- _INSTRUCTIONS FOR THE TASK_:
Determine the number of lines holding the word "JSON"; answer with that number only.

- _STORED ROWS_:
--
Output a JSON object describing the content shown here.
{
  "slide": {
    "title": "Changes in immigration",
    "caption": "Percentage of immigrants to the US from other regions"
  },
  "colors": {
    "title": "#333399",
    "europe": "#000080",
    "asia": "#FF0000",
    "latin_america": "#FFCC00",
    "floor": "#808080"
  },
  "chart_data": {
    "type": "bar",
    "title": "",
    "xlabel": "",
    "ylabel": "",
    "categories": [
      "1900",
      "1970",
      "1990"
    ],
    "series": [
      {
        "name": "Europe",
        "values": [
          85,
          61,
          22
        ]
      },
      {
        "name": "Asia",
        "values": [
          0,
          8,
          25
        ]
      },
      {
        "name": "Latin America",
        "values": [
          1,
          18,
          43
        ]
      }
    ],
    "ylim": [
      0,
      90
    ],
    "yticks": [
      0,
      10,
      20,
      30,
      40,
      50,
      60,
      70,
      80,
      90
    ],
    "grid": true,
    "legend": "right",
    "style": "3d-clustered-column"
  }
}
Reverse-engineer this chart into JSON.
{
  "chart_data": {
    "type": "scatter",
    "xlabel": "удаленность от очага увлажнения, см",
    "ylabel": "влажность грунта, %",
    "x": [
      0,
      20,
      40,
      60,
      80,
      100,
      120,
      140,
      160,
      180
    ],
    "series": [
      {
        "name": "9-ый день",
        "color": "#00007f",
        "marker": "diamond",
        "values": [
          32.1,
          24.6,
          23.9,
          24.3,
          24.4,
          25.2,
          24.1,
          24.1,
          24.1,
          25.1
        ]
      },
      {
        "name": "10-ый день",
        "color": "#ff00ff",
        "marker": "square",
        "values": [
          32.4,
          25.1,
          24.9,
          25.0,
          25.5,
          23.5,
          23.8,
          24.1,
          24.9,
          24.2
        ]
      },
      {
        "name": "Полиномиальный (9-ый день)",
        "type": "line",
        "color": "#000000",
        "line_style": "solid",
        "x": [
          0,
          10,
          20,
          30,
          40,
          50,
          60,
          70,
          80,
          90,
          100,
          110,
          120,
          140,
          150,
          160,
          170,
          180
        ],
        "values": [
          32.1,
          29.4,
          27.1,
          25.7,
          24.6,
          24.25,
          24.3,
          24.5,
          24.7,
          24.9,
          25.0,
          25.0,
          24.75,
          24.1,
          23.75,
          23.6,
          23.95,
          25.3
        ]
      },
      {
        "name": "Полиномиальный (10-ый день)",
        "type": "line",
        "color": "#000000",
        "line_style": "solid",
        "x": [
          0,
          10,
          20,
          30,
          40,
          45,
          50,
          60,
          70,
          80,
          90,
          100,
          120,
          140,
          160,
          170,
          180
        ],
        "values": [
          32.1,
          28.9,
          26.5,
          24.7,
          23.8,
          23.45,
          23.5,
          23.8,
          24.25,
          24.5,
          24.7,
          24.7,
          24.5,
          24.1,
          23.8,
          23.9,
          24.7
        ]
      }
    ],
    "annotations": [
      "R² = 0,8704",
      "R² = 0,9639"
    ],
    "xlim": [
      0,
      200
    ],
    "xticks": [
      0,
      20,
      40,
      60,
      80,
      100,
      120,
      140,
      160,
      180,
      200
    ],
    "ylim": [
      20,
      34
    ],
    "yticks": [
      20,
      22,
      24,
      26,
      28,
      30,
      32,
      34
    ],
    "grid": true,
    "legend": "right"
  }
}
--
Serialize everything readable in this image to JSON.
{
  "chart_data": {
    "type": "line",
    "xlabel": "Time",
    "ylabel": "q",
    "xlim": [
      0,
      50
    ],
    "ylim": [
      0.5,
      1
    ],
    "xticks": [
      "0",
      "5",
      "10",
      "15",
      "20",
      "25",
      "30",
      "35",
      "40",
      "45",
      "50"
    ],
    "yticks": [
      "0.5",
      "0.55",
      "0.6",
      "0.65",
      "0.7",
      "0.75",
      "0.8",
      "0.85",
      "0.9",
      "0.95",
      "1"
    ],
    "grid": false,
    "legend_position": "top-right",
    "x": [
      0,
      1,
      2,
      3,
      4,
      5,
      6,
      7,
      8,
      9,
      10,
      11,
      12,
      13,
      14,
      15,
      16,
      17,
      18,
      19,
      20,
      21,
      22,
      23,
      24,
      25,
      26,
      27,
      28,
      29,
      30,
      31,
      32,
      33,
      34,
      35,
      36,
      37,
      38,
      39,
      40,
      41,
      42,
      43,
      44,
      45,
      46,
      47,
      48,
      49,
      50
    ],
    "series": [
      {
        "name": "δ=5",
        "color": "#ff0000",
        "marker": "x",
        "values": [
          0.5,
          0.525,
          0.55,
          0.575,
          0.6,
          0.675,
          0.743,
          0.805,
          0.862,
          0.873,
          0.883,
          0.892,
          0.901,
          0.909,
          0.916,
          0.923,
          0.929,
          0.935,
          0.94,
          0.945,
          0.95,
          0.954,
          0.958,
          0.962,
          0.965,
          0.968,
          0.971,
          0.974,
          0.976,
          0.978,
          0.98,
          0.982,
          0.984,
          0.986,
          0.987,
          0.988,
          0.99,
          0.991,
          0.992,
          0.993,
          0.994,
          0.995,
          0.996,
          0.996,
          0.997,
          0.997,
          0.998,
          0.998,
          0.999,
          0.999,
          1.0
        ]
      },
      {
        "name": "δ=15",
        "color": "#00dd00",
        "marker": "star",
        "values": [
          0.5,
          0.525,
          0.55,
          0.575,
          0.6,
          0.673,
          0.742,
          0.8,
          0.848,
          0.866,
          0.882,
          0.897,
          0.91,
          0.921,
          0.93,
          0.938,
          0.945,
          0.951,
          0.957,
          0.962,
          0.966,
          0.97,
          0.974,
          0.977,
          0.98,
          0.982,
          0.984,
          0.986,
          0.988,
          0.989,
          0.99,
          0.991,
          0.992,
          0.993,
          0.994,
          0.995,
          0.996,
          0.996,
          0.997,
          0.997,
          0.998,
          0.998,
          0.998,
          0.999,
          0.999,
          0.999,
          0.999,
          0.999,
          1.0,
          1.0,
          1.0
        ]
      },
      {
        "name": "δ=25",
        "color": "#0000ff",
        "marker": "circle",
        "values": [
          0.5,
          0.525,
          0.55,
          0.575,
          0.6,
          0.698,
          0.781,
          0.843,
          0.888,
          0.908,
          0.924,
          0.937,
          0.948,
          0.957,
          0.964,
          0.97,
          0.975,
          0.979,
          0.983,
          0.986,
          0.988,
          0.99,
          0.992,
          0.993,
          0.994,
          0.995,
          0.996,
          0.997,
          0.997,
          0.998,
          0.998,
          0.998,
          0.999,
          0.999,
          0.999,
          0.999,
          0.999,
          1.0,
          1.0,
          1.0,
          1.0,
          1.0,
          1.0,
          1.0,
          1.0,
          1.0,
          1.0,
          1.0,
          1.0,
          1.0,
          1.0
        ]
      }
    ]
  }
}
--
- _TASK RESULT_:
3